Extracted records:
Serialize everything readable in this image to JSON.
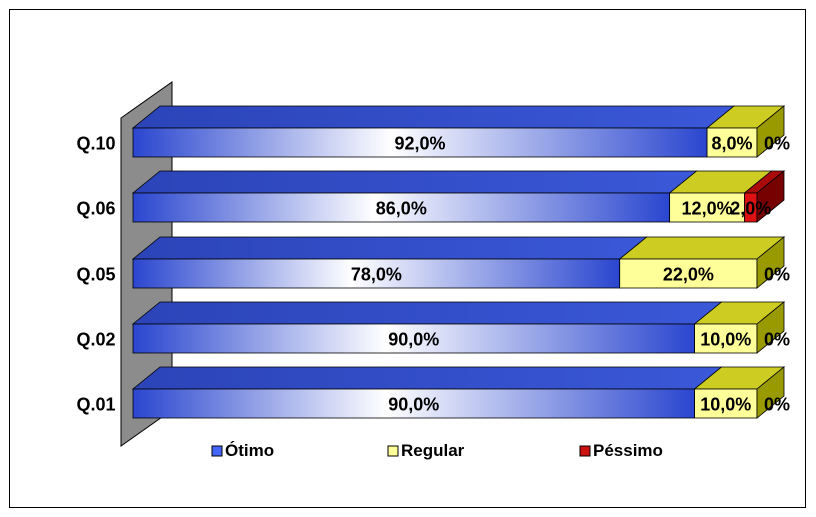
{
  "chart_data": {
    "type": "bar",
    "orientation": "horizontal",
    "stacked": true,
    "percent_stacked": true,
    "categories": [
      "Q.10",
      "Q.06",
      "Q.05",
      "Q.02",
      "Q.01"
    ],
    "series": [
      {
        "name": "Ótimo",
        "values": [
          92,
          86,
          78,
          90,
          90
        ],
        "labels": [
          "92,0%",
          "86,0%",
          "78,0%",
          "90,0%",
          "90,0%"
        ],
        "color": "#3355dd"
      },
      {
        "name": "Regular",
        "values": [
          8,
          12,
          22,
          10,
          10
        ],
        "labels": [
          "8,0%",
          "12,0%",
          "22,0%",
          "10,0%",
          "10,0%"
        ],
        "color": "#ffff99"
      },
      {
        "name": "Péssimo",
        "values": [
          0,
          2,
          0,
          0,
          0
        ],
        "labels": [
          "0%",
          "2,0%",
          "0%",
          "0%",
          "0%"
        ],
        "color": "#cc1111"
      }
    ],
    "xlim": [
      0,
      100
    ],
    "legend_position": "bottom",
    "grid": false,
    "three_d": true
  }
}
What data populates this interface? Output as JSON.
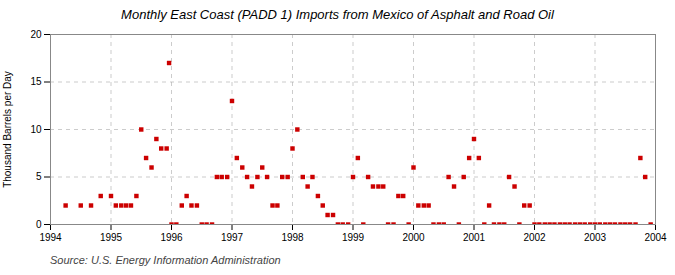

Instructions for the task: Report only how many lines in the listing contain the string "this".

Task answer: 2